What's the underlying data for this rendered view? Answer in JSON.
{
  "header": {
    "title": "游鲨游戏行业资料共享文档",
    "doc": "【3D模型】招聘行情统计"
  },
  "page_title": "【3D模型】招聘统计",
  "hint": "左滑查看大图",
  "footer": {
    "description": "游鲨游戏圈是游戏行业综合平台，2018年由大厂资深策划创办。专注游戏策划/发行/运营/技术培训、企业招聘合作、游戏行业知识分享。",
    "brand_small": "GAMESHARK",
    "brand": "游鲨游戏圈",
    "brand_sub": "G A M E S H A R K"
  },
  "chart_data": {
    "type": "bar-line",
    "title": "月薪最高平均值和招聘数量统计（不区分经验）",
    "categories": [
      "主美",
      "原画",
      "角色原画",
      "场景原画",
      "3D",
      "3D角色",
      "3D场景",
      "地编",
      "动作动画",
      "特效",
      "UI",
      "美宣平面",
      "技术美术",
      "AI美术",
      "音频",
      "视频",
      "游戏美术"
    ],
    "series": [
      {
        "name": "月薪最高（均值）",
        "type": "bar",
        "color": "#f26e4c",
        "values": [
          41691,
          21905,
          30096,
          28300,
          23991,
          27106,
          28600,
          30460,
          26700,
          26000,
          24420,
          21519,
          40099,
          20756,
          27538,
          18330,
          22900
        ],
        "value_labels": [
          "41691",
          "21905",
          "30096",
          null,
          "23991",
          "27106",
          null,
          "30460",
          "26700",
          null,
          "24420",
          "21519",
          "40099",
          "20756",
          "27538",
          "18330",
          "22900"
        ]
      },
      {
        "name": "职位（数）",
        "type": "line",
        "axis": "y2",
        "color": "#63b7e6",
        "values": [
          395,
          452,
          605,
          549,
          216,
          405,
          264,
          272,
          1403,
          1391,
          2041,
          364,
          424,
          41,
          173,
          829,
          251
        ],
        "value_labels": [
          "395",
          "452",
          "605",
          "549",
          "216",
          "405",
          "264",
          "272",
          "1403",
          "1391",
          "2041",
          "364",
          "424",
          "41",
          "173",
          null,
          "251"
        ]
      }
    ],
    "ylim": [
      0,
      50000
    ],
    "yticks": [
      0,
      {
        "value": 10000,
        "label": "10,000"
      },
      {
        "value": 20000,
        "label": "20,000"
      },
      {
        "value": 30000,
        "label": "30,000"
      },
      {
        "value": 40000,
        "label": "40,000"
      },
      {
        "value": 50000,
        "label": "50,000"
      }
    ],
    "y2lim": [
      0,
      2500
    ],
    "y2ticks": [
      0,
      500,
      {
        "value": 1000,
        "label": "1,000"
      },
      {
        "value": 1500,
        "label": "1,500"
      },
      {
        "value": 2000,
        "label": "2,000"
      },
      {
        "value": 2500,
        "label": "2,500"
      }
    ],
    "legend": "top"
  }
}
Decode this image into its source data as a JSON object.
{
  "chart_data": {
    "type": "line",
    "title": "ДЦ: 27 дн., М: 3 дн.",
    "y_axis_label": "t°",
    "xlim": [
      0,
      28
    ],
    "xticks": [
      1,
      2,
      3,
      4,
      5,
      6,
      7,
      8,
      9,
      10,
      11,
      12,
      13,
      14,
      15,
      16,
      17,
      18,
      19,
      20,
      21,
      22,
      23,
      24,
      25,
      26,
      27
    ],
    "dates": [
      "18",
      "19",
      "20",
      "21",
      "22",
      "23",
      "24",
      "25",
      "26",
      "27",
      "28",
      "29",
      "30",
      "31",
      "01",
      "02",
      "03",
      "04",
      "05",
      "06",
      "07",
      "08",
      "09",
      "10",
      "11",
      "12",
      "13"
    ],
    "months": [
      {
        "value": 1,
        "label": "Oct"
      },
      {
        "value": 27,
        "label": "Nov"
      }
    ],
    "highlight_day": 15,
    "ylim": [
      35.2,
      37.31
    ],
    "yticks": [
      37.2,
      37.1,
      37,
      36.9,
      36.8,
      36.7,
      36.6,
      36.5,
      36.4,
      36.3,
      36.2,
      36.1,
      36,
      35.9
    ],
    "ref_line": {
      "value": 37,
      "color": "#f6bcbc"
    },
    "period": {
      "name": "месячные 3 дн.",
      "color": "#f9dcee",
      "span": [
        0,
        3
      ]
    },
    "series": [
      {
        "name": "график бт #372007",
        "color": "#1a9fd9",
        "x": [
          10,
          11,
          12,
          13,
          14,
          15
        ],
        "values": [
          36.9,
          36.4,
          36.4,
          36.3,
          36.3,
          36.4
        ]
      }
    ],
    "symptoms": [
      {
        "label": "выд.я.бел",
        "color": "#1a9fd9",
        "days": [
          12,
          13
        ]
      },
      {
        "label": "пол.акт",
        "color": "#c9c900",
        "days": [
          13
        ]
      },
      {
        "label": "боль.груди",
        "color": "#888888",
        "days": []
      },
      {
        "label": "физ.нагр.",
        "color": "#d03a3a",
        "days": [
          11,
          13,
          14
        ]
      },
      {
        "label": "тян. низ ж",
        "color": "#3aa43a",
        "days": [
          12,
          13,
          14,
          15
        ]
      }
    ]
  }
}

──────────────────────────────

The request>
Identify each line in the records above containing the word "type"; copy those lines.

Response for this exercise>
    "type": "bar-line",
        "type": "bar",
        "type": "line",
    "type": "line",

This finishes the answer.